-- begin --

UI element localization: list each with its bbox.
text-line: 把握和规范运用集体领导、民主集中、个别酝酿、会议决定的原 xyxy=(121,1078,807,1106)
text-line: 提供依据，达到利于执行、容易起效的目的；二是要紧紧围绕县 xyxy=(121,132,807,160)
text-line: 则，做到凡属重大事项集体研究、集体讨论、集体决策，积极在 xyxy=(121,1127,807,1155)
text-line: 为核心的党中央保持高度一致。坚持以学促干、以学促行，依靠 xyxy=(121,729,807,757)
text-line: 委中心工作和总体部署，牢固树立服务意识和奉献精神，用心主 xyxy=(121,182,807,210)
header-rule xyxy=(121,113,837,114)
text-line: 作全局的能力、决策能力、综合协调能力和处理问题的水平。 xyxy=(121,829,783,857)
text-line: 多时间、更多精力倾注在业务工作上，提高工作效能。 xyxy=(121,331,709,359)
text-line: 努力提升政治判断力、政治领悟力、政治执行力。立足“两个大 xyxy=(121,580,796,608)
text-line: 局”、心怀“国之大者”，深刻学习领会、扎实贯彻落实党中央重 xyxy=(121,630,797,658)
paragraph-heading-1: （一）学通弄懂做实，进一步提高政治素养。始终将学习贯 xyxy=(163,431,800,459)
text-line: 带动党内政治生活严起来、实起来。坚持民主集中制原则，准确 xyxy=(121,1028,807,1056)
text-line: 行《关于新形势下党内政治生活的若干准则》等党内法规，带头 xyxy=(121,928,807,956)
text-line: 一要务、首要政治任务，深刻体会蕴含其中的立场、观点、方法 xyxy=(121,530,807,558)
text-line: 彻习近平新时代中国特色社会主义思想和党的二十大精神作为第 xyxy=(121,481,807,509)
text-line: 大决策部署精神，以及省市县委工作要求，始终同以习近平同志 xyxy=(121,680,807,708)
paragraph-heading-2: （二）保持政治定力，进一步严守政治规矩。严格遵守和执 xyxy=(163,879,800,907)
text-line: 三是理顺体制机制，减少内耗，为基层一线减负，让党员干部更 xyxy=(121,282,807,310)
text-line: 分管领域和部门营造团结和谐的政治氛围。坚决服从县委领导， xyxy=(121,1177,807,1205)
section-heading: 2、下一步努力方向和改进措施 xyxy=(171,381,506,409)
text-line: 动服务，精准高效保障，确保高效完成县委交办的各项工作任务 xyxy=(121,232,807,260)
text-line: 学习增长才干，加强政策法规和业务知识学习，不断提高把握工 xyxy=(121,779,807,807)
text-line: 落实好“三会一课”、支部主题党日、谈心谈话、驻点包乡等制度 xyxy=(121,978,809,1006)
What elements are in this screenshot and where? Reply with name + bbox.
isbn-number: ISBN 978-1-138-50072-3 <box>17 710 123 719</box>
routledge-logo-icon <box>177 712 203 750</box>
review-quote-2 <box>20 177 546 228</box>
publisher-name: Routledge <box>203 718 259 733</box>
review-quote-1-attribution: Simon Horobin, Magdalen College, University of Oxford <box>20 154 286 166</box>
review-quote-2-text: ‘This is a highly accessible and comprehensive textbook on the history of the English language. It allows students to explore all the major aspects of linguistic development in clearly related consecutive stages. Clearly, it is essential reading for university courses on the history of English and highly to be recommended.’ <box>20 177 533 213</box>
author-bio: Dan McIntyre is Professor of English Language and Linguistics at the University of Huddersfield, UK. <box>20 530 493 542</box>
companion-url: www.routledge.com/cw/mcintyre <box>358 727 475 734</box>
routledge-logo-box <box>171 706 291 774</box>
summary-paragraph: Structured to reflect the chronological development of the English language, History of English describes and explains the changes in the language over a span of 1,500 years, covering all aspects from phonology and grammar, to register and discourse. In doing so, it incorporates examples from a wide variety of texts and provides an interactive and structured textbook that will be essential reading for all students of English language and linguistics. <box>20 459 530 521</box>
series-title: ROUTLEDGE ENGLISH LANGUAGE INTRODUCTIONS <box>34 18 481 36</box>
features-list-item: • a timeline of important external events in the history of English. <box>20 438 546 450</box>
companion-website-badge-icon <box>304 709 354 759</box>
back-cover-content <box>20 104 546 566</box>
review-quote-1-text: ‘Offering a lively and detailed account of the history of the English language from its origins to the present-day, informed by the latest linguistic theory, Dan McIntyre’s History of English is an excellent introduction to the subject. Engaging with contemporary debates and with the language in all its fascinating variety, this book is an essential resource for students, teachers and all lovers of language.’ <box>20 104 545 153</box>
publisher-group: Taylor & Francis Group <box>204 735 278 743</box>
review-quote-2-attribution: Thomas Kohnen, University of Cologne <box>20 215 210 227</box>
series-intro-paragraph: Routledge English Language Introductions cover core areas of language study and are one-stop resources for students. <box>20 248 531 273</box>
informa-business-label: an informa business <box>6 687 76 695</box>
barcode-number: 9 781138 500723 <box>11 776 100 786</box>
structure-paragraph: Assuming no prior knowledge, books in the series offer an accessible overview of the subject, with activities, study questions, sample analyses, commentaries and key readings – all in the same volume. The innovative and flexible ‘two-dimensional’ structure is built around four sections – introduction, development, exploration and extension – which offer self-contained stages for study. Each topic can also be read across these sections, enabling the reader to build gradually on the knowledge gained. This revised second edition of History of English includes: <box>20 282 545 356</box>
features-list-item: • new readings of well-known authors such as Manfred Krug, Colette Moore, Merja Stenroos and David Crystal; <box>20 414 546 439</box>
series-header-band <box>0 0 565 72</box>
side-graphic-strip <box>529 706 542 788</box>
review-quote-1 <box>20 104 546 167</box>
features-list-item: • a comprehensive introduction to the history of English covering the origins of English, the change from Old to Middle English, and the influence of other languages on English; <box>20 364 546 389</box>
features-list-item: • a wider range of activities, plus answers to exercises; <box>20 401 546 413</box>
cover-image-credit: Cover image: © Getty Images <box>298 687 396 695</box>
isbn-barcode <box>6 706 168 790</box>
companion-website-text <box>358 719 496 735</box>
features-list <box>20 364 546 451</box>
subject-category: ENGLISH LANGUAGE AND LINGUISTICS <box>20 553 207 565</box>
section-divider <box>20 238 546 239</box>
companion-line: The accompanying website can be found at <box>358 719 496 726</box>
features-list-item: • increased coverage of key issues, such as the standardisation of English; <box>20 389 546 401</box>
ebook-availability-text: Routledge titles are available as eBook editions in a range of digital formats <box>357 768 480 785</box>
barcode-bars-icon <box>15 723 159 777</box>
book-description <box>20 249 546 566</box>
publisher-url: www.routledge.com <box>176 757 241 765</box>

-- end --

Set task
Count the lines in the records above that contain the string "header". Reply with the number only.

Full solution
2